_INPUT FOR THIS TASK_.
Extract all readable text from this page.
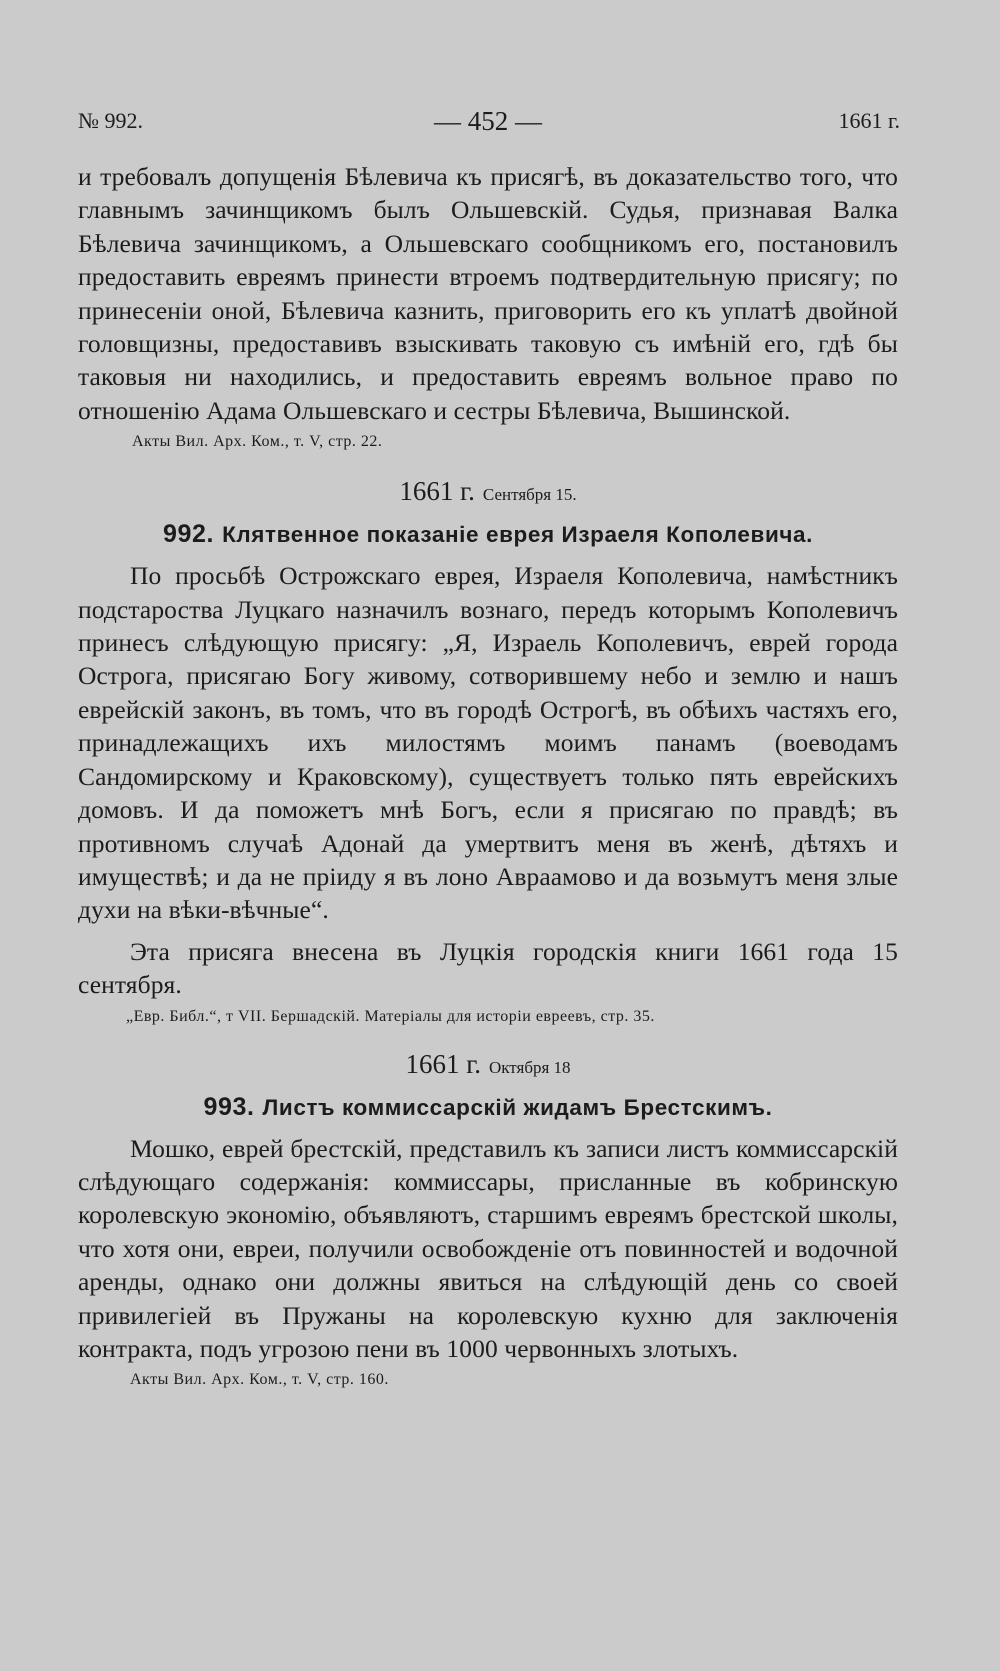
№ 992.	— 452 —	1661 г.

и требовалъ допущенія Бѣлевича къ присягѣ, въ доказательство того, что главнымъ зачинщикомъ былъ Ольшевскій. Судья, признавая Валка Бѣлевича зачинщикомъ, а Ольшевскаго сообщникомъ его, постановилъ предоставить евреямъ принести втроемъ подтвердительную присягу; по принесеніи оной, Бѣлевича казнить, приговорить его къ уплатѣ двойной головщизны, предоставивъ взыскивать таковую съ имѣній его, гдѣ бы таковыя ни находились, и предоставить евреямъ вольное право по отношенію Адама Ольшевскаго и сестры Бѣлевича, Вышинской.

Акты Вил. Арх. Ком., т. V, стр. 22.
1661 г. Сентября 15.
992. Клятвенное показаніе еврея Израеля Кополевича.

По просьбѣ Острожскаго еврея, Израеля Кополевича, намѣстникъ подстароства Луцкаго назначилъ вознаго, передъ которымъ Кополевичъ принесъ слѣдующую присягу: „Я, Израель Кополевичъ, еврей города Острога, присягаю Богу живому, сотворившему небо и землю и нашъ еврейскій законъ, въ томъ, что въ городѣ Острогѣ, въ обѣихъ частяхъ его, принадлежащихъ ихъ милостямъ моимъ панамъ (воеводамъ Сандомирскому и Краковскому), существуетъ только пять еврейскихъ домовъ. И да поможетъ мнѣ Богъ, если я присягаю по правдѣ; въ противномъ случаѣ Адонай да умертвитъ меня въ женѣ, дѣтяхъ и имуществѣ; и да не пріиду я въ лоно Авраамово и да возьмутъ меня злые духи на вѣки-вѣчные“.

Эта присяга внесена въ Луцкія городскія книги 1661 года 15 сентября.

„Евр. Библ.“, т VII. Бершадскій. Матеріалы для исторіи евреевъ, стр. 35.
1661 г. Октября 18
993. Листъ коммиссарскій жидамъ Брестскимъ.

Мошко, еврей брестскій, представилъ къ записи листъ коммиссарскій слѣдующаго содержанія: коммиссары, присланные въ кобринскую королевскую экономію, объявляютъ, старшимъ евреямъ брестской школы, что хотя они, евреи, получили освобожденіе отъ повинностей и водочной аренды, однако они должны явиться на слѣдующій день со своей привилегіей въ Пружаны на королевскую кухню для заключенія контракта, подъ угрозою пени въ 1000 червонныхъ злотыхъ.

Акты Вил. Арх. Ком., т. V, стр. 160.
--
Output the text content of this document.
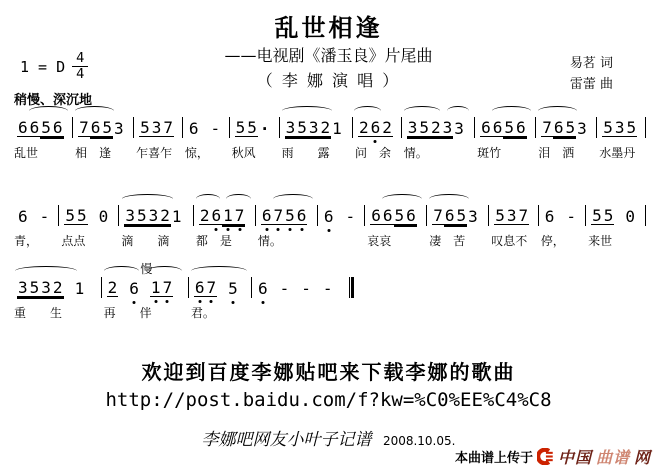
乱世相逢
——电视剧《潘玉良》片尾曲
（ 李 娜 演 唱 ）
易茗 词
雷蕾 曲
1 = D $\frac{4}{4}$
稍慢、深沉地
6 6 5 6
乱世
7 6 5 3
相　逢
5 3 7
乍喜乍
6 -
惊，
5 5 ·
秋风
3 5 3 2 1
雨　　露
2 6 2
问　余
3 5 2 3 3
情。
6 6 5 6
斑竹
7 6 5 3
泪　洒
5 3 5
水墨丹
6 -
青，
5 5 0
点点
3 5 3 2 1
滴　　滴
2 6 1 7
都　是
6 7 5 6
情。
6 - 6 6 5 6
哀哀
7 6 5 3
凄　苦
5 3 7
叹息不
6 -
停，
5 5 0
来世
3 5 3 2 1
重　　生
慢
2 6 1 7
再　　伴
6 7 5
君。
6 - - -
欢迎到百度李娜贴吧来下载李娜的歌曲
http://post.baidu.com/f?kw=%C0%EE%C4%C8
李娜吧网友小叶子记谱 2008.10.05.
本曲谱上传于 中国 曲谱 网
--
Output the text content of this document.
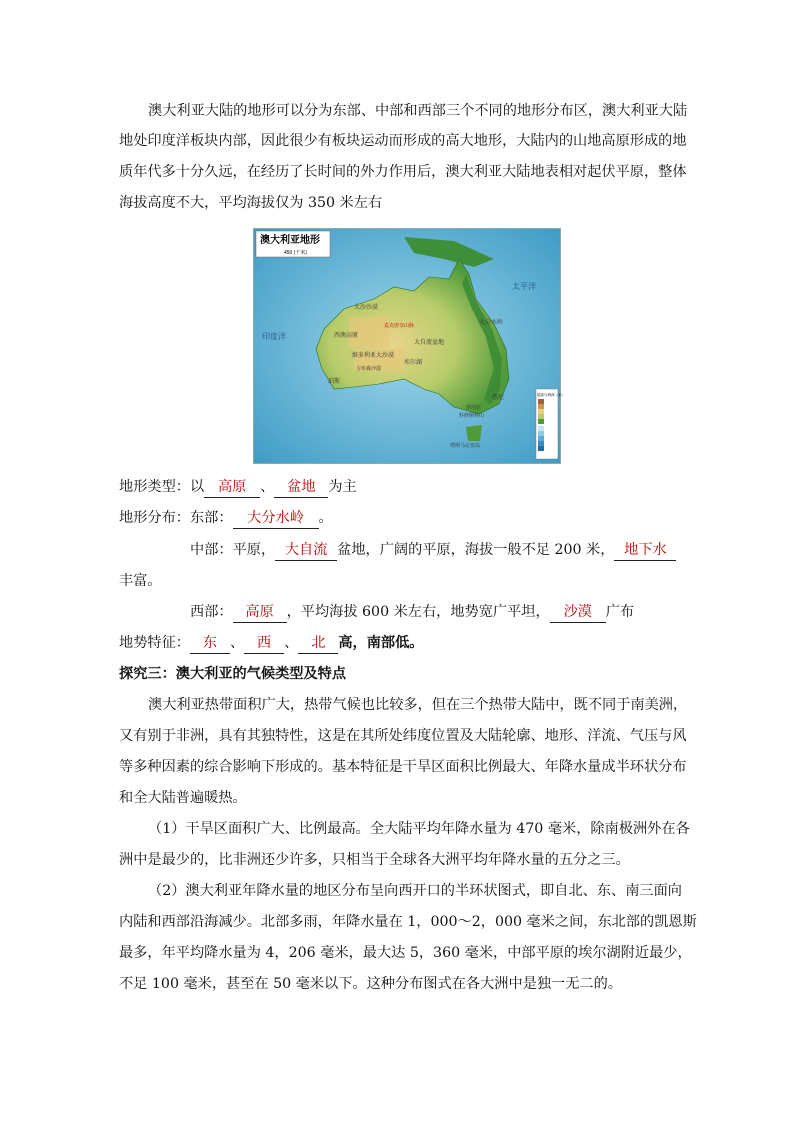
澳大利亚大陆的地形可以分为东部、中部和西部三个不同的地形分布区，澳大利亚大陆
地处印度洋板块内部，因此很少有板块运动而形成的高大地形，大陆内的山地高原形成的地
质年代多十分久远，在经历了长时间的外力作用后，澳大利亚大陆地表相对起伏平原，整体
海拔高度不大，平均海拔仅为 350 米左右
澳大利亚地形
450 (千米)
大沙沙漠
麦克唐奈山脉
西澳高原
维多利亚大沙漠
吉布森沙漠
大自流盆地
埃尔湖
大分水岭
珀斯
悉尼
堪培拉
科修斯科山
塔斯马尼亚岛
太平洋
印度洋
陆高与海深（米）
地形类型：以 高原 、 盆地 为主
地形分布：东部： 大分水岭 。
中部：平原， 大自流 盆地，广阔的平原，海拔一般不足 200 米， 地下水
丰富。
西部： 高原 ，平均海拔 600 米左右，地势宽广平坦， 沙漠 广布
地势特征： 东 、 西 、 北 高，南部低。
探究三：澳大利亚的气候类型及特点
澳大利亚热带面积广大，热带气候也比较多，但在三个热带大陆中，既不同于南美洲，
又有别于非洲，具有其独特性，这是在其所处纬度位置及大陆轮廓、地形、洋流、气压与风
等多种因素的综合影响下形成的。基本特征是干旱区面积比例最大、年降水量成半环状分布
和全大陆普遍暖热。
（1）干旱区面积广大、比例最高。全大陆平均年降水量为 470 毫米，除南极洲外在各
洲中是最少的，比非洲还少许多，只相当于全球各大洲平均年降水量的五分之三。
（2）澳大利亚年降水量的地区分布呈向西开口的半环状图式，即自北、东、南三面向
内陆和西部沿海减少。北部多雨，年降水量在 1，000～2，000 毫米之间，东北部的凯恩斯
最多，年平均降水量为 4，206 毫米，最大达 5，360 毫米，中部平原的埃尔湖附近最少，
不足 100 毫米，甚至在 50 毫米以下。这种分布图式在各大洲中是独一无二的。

_GIVEN REQUEST_. Filter the listing for the word "евреямъ" and copy every line that holds it.

_TASK ANSWER_.
и требовалъ допущенія Бѣлевича къ присягѣ, въ доказательство того, что главнымъ зачинщикомъ былъ Ольшевскій. Судья, признавая Валка Бѣлевича зачинщикомъ, а Ольшевскаго сообщникомъ его, постановилъ предоставить евреямъ принести втроемъ подтвердительную присягу; по принесеніи оной, Бѣлевича казнить, приговорить его къ уплатѣ двойной головщизны, предоставивъ взыскивать таковую съ имѣній его, гдѣ бы таковыя ни находились, и предоставить евреямъ вольное право по отношенію Адама Ольшевскаго и сестры Бѣлевича, Вышинской.
Мошко, еврей брестскій, представилъ къ записи листъ коммиссарскій слѣдующаго содержанія: коммиссары, присланные въ кобринскую королевскую экономію, объявляютъ, старшимъ евреямъ брестской школы, что хотя они, евреи, получили освобожденіе отъ повинностей и водочной аренды, однако они должны явиться на слѣдующій день со своей привилегіей въ Пружаны на королевскую кухню для заключенія контракта, подъ угрозою пени въ 1000 червонныхъ злотыхъ.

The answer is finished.